Extracted data entries>
## Start
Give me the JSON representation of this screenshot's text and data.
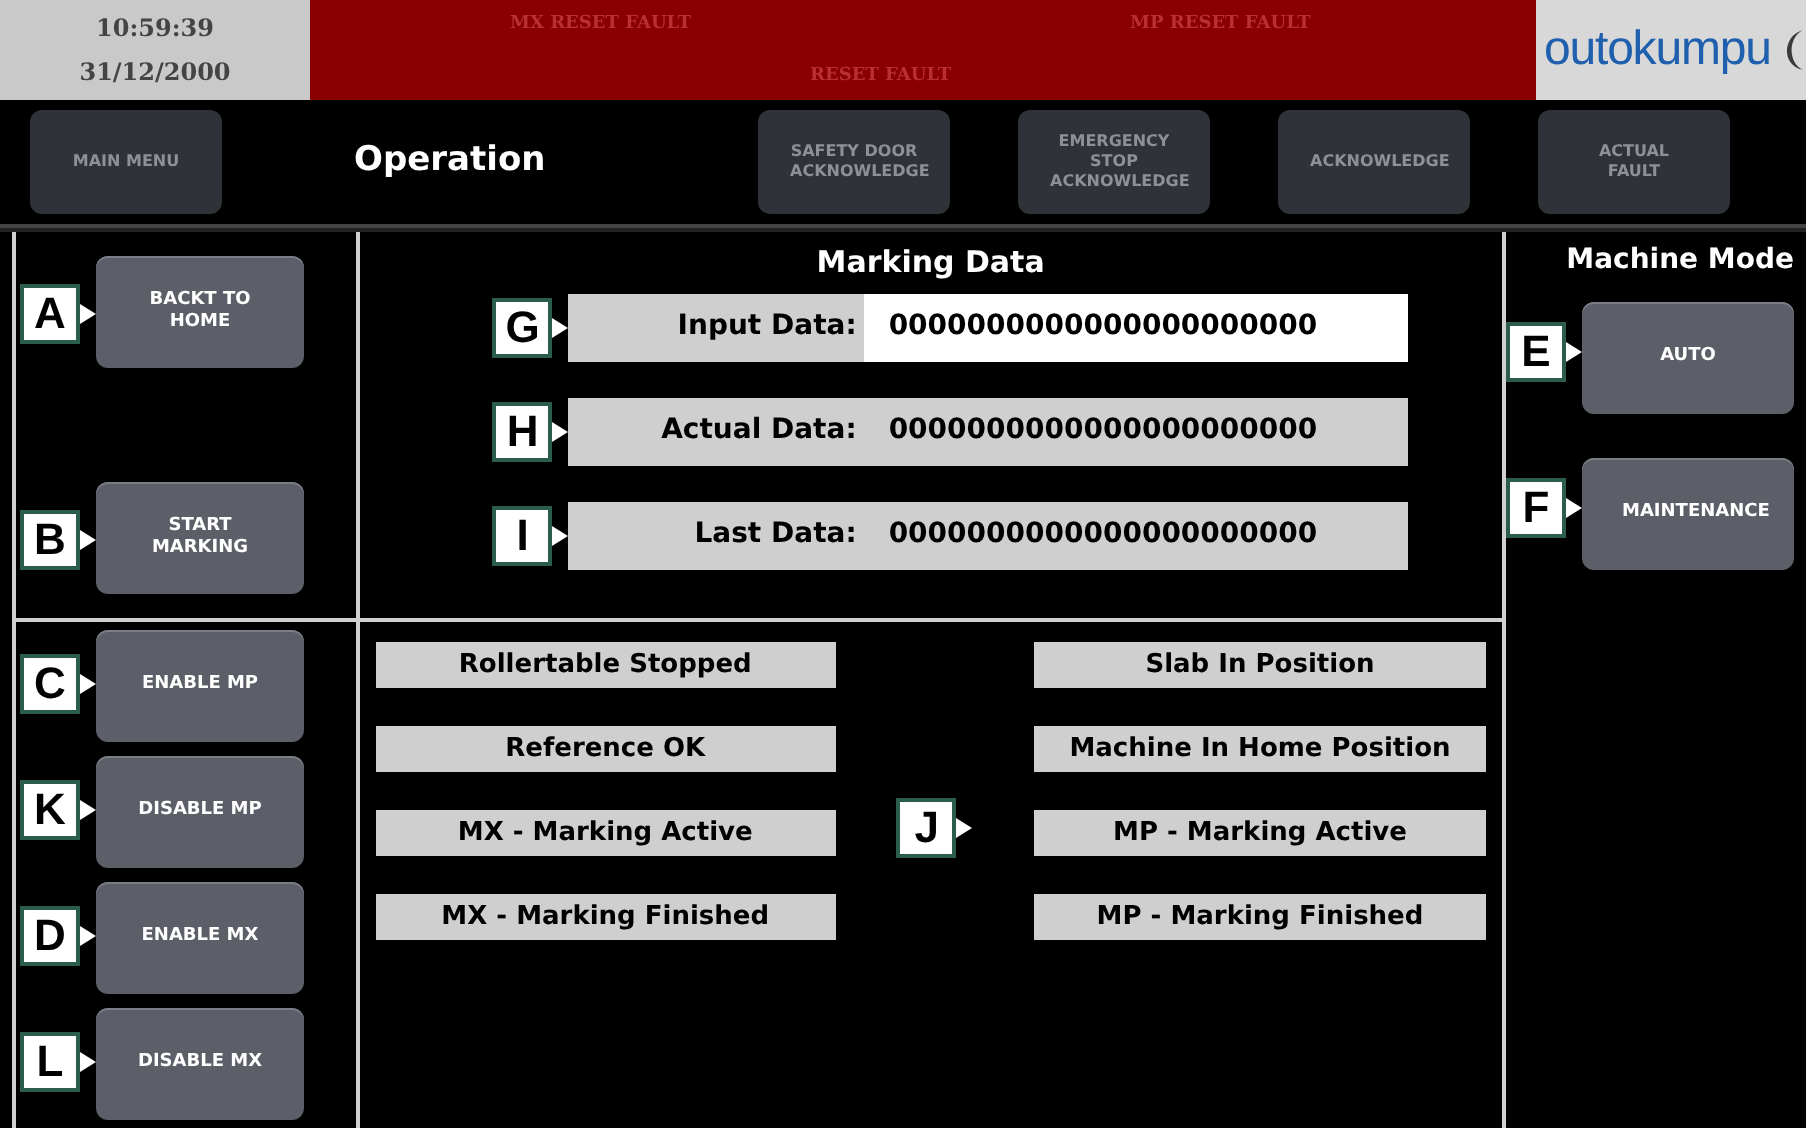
{
  "header": {
    "time": "10:59:39",
    "date": "31/12/2000",
    "faults": [
      "MX RESET FAULT",
      "RESET FAULT",
      "MP RESET FAULT"
    ],
    "logo": "outokumpu"
  },
  "nav": {
    "buttons": [
      {
        "label": "MAIN MENU"
      },
      {
        "kind": "title",
        "label": "Operation"
      },
      {
        "label": "SAFETY DOOR ACKNOWLEDGE"
      },
      {
        "label": "EMERGENCY STOP ACKNOWLEDGE"
      },
      {
        "label": "ACKNOWLEDGE"
      },
      {
        "label": "ACTUAL FAULT"
      }
    ]
  },
  "left_top": [
    {
      "callout": "A",
      "label": "BACKT TO HOME"
    },
    {
      "callout": "B",
      "label": "START MARKING"
    }
  ],
  "left_bottom": [
    {
      "callout": "C",
      "label": "ENABLE MP"
    },
    {
      "callout": "K",
      "label": "DISABLE MP"
    },
    {
      "callout": "D",
      "label": "ENABLE MX"
    },
    {
      "callout": "L",
      "label": "DISABLE MX"
    }
  ],
  "marking_data": {
    "title": "Marking Data",
    "rows": [
      {
        "callout": "G",
        "label": "Input Data:",
        "value": "0000000000000000000000",
        "editable": true
      },
      {
        "callout": "H",
        "label": "Actual Data:",
        "value": "0000000000000000000000",
        "editable": false
      },
      {
        "callout": "I",
        "label": "Last Data:",
        "value": "0000000000000000000000",
        "editable": false
      }
    ]
  },
  "status": {
    "callout": "J",
    "left": [
      "Rollertable Stopped",
      "Reference OK",
      "MX - Marking Active",
      "MX - Marking Finished"
    ],
    "right": [
      "Slab In Position",
      "Machine In Home Position",
      "MP - Marking Active",
      "MP - Marking Finished"
    ]
  },
  "machine_mode": {
    "title": "Machine Mode",
    "buttons": [
      {
        "callout": "E",
        "label": "AUTO"
      },
      {
        "callout": "F",
        "label": "MAINTENANCE"
      }
    ]
  }
}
## End
WHAT TO PRODUCE> All the records need to be repeated exactly, with the images dropped.

FINISHED EXERCISE>
Give me the JSON representation of this screenshot's text and data.
{
  "header": {
    "time": "10:59:39",
    "date": "31/12/2000",
    "faults": [
      "MX RESET FAULT",
      "RESET FAULT",
      "MP RESET FAULT"
    ],
    "logo": "outokumpu"
  },
  "nav": {
    "buttons": [
      {
        "label": "MAIN MENU"
      },
      {
        "kind": "title",
        "label": "Operation"
      },
      {
        "label": "SAFETY DOOR ACKNOWLEDGE"
      },
      {
        "label": "EMERGENCY STOP ACKNOWLEDGE"
      },
      {
        "label": "ACKNOWLEDGE"
      },
      {
        "label": "ACTUAL FAULT"
      }
    ]
  },
  "left_top": [
    {
      "callout": "A",
      "label": "BACKT TO HOME"
    },
    {
      "callout": "B",
      "label": "START MARKING"
    }
  ],
  "left_bottom": [
    {
      "callout": "C",
      "label": "ENABLE MP"
    },
    {
      "callout": "K",
      "label": "DISABLE MP"
    },
    {
      "callout": "D",
      "label": "ENABLE MX"
    },
    {
      "callout": "L",
      "label": "DISABLE MX"
    }
  ],
  "marking_data": {
    "title": "Marking Data",
    "rows": [
      {
        "callout": "G",
        "label": "Input Data:",
        "value": "0000000000000000000000",
        "editable": true
      },
      {
        "callout": "H",
        "label": "Actual Data:",
        "value": "0000000000000000000000",
        "editable": false
      },
      {
        "callout": "I",
        "label": "Last Data:",
        "value": "0000000000000000000000",
        "editable": false
      }
    ]
  },
  "status": {
    "callout": "J",
    "left": [
      "Rollertable Stopped",
      "Reference OK",
      "MX - Marking Active",
      "MX - Marking Finished"
    ],
    "right": [
      "Slab In Position",
      "Machine In Home Position",
      "MP - Marking Active",
      "MP - Marking Finished"
    ]
  },
  "machine_mode": {
    "title": "Machine Mode",
    "buttons": [
      {
        "callout": "E",
        "label": "AUTO"
      },
      {
        "callout": "F",
        "label": "MAINTENANCE"
      }
    ]
  }
}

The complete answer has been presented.